> [Stored entries]:
....................

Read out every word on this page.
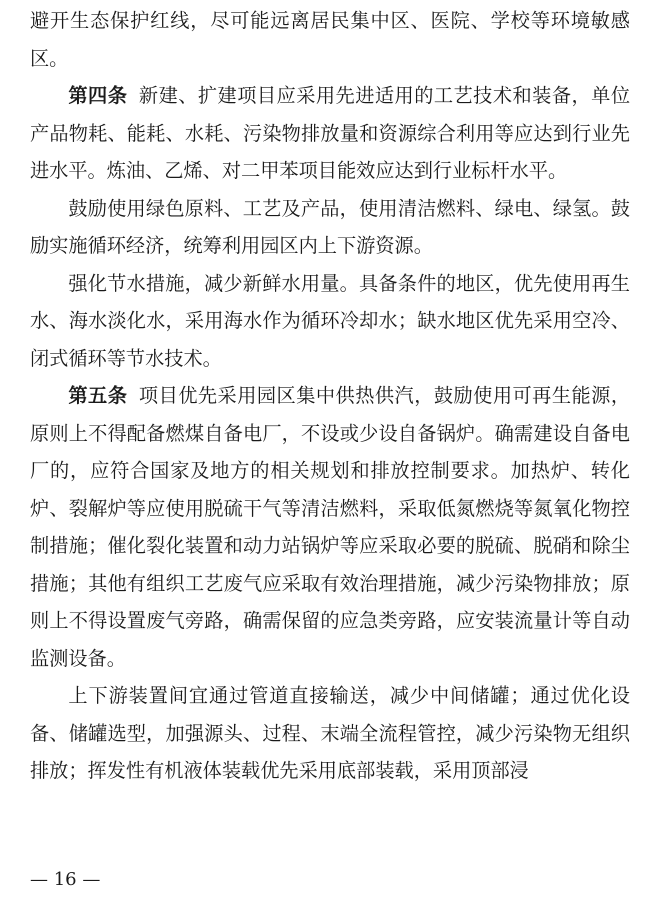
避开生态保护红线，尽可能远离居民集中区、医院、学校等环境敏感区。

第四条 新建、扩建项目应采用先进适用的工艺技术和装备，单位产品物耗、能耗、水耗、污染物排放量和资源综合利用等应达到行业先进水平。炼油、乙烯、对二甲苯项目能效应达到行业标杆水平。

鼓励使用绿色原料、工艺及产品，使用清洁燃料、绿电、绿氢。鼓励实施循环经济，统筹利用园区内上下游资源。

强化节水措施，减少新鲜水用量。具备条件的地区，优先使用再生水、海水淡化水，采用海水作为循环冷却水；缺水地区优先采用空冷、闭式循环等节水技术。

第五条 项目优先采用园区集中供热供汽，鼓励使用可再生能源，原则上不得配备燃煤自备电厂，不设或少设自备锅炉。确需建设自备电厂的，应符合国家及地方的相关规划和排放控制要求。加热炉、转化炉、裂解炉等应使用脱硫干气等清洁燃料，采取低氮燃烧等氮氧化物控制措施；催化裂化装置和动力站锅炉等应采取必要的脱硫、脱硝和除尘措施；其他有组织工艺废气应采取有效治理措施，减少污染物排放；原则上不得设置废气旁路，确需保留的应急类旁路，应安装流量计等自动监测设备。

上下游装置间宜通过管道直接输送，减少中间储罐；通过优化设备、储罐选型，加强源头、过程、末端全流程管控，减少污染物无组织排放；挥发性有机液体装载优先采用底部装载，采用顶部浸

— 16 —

....................

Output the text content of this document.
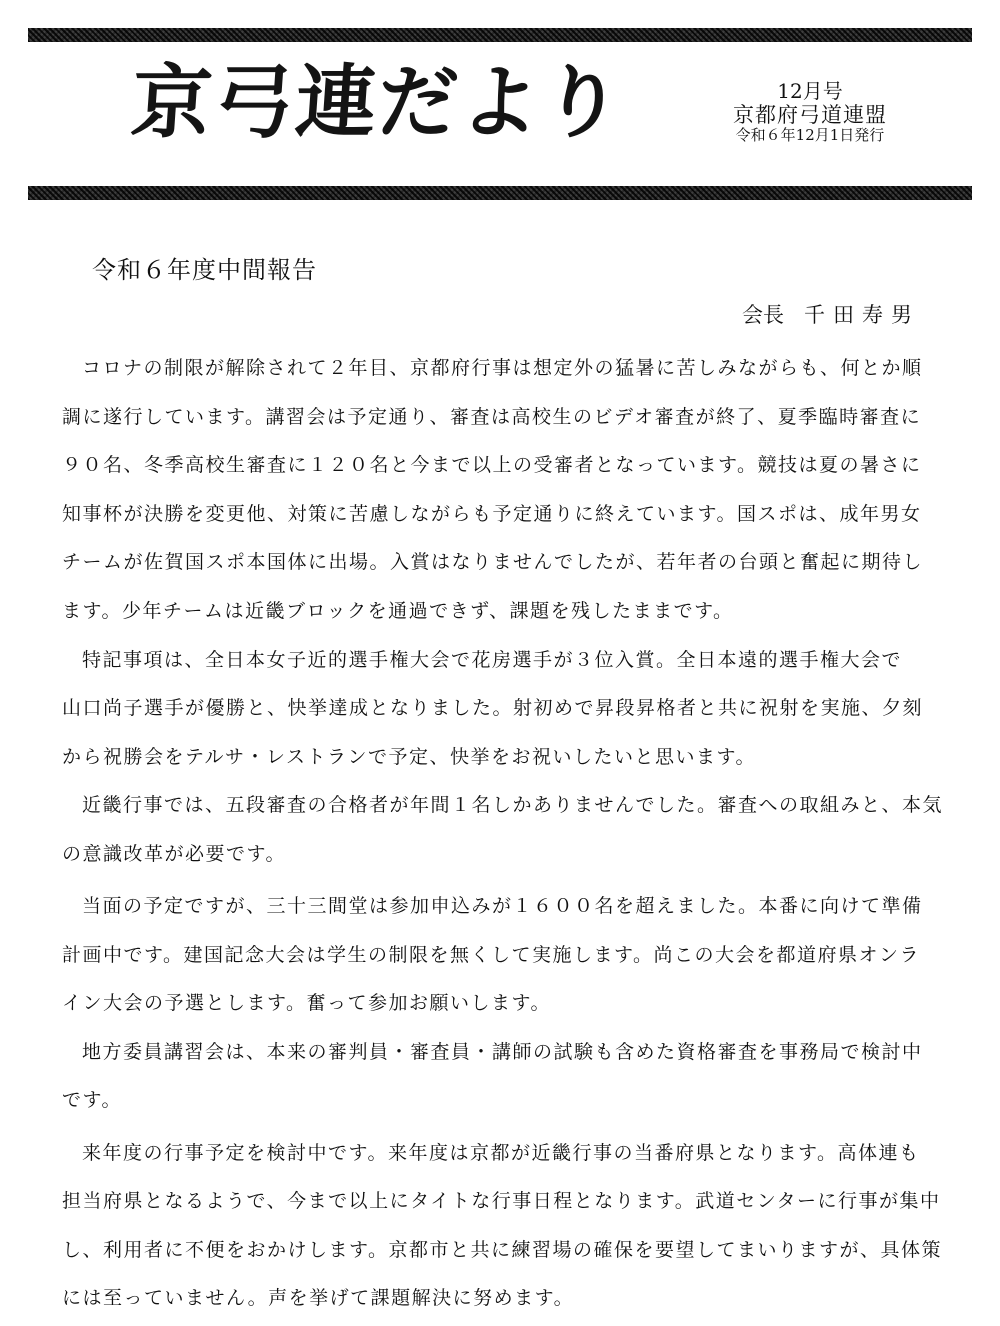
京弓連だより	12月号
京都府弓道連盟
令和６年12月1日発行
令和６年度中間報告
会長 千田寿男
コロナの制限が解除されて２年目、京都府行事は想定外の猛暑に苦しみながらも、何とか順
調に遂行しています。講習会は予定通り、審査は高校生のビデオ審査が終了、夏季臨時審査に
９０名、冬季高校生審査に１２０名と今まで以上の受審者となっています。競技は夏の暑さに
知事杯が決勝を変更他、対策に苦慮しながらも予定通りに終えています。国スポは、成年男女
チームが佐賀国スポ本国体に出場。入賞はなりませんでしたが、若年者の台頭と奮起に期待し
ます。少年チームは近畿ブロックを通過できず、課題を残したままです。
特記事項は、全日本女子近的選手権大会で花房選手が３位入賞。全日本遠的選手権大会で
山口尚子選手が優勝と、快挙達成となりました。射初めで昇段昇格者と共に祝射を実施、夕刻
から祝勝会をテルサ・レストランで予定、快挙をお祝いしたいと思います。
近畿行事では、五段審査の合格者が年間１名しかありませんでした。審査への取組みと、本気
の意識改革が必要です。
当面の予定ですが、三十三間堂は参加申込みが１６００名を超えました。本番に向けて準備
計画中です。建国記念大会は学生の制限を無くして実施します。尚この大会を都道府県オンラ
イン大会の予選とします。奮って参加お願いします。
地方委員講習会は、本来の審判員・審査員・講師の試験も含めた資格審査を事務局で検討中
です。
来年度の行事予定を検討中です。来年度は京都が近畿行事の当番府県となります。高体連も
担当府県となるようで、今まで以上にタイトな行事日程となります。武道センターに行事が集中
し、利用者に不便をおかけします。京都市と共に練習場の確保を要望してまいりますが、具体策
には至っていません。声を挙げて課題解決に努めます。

....................

> [PROBLEM DETAILS]:
Count every line above that holds the word "this", and state the number and nothing more.

> [SOLUTION]:
2